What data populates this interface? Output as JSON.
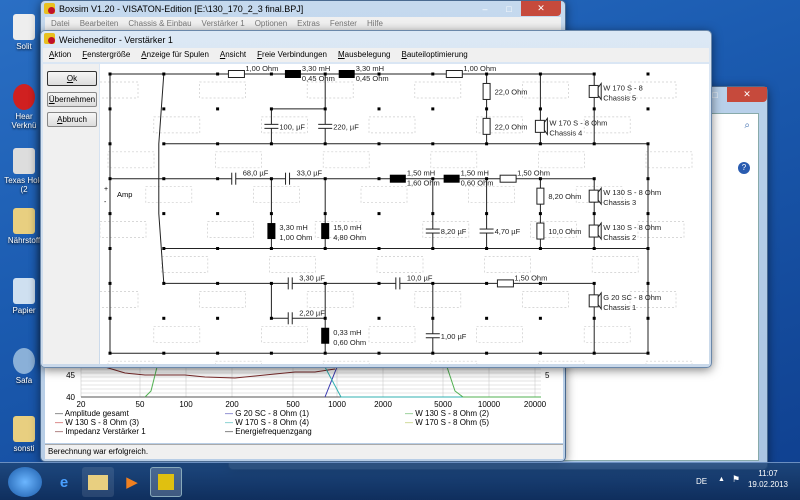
{
  "desktop": {
    "icons": [
      {
        "label": "Solit"
      },
      {
        "label": "Hear Verknü"
      },
      {
        "label": "Texas Hold (2"
      },
      {
        "label": "Nährstoff"
      },
      {
        "label": "Papier"
      },
      {
        "label": "Safa"
      },
      {
        "label": "sonsti"
      }
    ]
  },
  "main_window": {
    "title": "Boxsim V1.20 - VISATON-Edition [E:\\130_170_2_3 final.BPJ]",
    "menu": [
      "Datei",
      "Bearbeiten",
      "Chassis & Einbau",
      "Verstärker 1",
      "Optionen",
      "Extras",
      "Fenster",
      "Hilfe"
    ],
    "chart": {
      "y_ticks": [
        "45",
        "40"
      ],
      "y2_ticks": [
        "5"
      ],
      "x_ticks": [
        "20",
        "50",
        "100",
        "200",
        "500",
        "1000",
        "2000",
        "5000",
        "10000",
        "20000"
      ],
      "legend": [
        {
          "label": "Amplitude gesamt",
          "color": "#333333"
        },
        {
          "label": "G 20 SC - 8 Ohm (1)",
          "color": "#3a3ab0"
        },
        {
          "label": "W 130 S - 8 Ohm (2)",
          "color": "#50b050"
        },
        {
          "label": "W 130 S - 8 Ohm (3)",
          "color": "#c03030"
        },
        {
          "label": "W 170 S - 8 Ohm (4)",
          "color": "#30b0b0"
        },
        {
          "label": "W 170 S - 8 Ohm (5)",
          "color": "#b0c050"
        },
        {
          "label": "Impedanz Verstärker 1",
          "color": "#702020"
        },
        {
          "label": "Energiefrequenzgang",
          "color": "#202020"
        }
      ]
    },
    "status": "Berechnung war erfolgreich."
  },
  "dialog": {
    "title": "Weicheneditor - Verstärker 1",
    "menu": [
      "Aktion",
      "Fenstergröße",
      "Anzeige für Spulen",
      "Ansicht",
      "Freie Verbindungen",
      "Mausbelegung",
      "Bauteiloptimierung"
    ],
    "buttons": {
      "ok": "Ok",
      "apply": "Übernehmen",
      "cancel": "Abbruch"
    },
    "amp_label": "Amp",
    "plus": "+",
    "minus": "-",
    "components": [
      {
        "type": "resistor",
        "l1": "1,00 Ohm"
      },
      {
        "type": "coil",
        "l1": "3,30 mH",
        "l2": "0,45 Ohm"
      },
      {
        "type": "coil",
        "l1": "3,30 mH",
        "l2": "0,45 Ohm"
      },
      {
        "type": "resistor",
        "l1": "1,00 Ohm"
      },
      {
        "type": "capacitor",
        "l1": "100, µF"
      },
      {
        "type": "capacitor",
        "l1": "220, µF"
      },
      {
        "type": "resistor",
        "l1": "22,0 Ohm"
      },
      {
        "type": "resistor",
        "l1": "22,0 Ohm"
      },
      {
        "type": "speaker",
        "l1": "W 170 S - 8 Ohm",
        "l2": "Chassis 4"
      },
      {
        "type": "speaker",
        "l1": "W 170 S - 8",
        "l2": "Chassis 5"
      },
      {
        "type": "capacitor",
        "l1": "68,0 µF"
      },
      {
        "type": "capacitor",
        "l1": "33,0 µF"
      },
      {
        "type": "coil",
        "l1": "1,50 mH",
        "l2": "1,60 Ohm"
      },
      {
        "type": "coil",
        "l1": "1,50 mH",
        "l2": "0,60 Ohm"
      },
      {
        "type": "resistor",
        "l1": "1,50 Ohm"
      },
      {
        "type": "coil",
        "l1": "3,30 mH",
        "l2": "1,00 Ohm"
      },
      {
        "type": "coil",
        "l1": "15,0 mH",
        "l2": "4,80 Ohm"
      },
      {
        "type": "capacitor",
        "l1": "8,20 µF"
      },
      {
        "type": "capacitor",
        "l1": "4,70 µF"
      },
      {
        "type": "resistor",
        "l1": "8,20 Ohm"
      },
      {
        "type": "resistor",
        "l1": "10,0 Ohm"
      },
      {
        "type": "speaker",
        "l1": "W 130 S - 8 Ohm",
        "l2": "Chassis 3"
      },
      {
        "type": "speaker",
        "l1": "W 130 S - 8 Ohm",
        "l2": "Chassis 2"
      },
      {
        "type": "capacitor",
        "l1": "3,30 µF"
      },
      {
        "type": "capacitor",
        "l1": "10,0 µF"
      },
      {
        "type": "resistor",
        "l1": "1,50 Ohm"
      },
      {
        "type": "capacitor",
        "l1": "2,20 µF"
      },
      {
        "type": "coil",
        "l1": "0,33 mH",
        "l2": "0,60 Ohm"
      },
      {
        "type": "capacitor",
        "l1": "1,00 µF"
      },
      {
        "type": "speaker",
        "l1": "G 20 SC - 8 Ohm",
        "l2": "Chassis 1"
      }
    ]
  },
  "taskbar": {
    "lang": "DE",
    "time": "11:07",
    "date": "19.02.2013"
  }
}
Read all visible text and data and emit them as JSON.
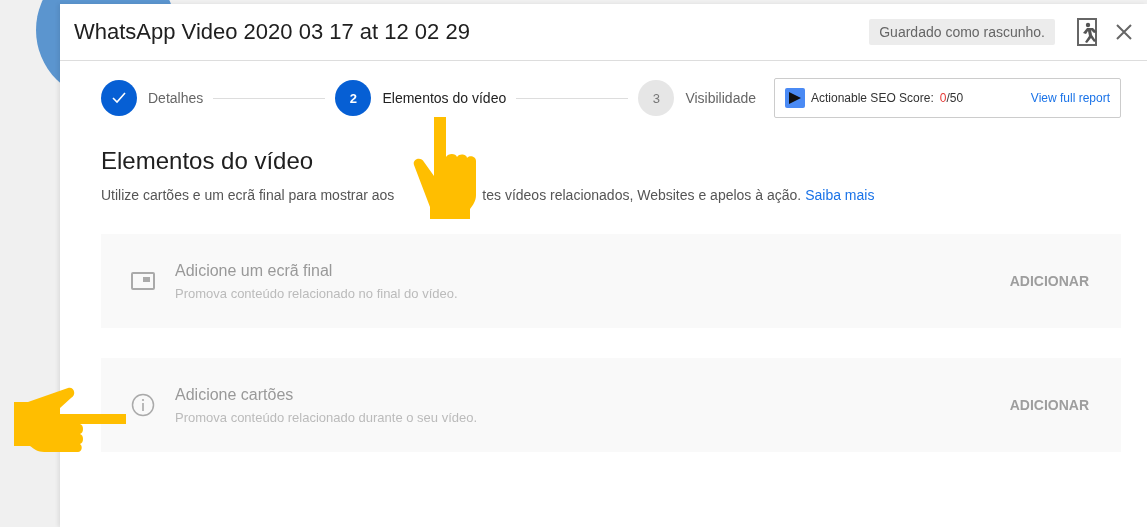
{
  "dialog": {
    "title": "WhatsApp Video 2020 03 17 at 12 02 29",
    "saved_status": "Guardado como rascunho."
  },
  "steps": [
    {
      "kind": "done",
      "label": "Detalhes",
      "selected": false
    },
    {
      "kind": "number",
      "number": "2",
      "label": "Elementos do vídeo",
      "selected": true
    },
    {
      "kind": "number",
      "number": "3",
      "label": "Visibilidade",
      "selected": false
    }
  ],
  "seo": {
    "label": "Actionable SEO Score:",
    "score": "0",
    "total": "/50",
    "link": "View full report"
  },
  "section": {
    "heading": "Elementos do vídeo",
    "description_before": "Utilize cartões e um ecrã final para mostrar aos",
    "description_after": "tes vídeos relacionados, Websites e apelos à ação.",
    "link": "Saiba mais"
  },
  "cards": [
    {
      "kind": "end_screen",
      "title": "Adicione um ecrã final",
      "subtitle": "Promova conteúdo relacionado no final do vídeo.",
      "action": "ADICIONAR",
      "disabled": true
    },
    {
      "kind": "cards",
      "title": "Adicione cartões",
      "subtitle": "Promova conteúdo relacionado durante o seu vídeo.",
      "action": "ADICIONAR",
      "disabled": true
    }
  ]
}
== == ==
**What the task asks:** With the pictures left out, write out exactly the lines from the line containing "Read all visible" through the final line.

**The answer:**
Read all visible text and data and emit them as JSON.
{
  "dialog": {
    "title": "WhatsApp Video 2020 03 17 at 12 02 29",
    "saved_status": "Guardado como rascunho."
  },
  "steps": [
    {
      "kind": "done",
      "label": "Detalhes",
      "selected": false
    },
    {
      "kind": "number",
      "number": "2",
      "label": "Elementos do vídeo",
      "selected": true
    },
    {
      "kind": "number",
      "number": "3",
      "label": "Visibilidade",
      "selected": false
    }
  ],
  "seo": {
    "label": "Actionable SEO Score:",
    "score": "0",
    "total": "/50",
    "link": "View full report"
  },
  "section": {
    "heading": "Elementos do vídeo",
    "description_before": "Utilize cartões e um ecrã final para mostrar aos",
    "description_after": "tes vídeos relacionados, Websites e apelos à ação.",
    "link": "Saiba mais"
  },
  "cards": [
    {
      "kind": "end_screen",
      "title": "Adicione um ecrã final",
      "subtitle": "Promova conteúdo relacionado no final do vídeo.",
      "action": "ADICIONAR",
      "disabled": true
    },
    {
      "kind": "cards",
      "title": "Adicione cartões",
      "subtitle": "Promova conteúdo relacionado durante o seu vídeo.",
      "action": "ADICIONAR",
      "disabled": true
    }
  ]
}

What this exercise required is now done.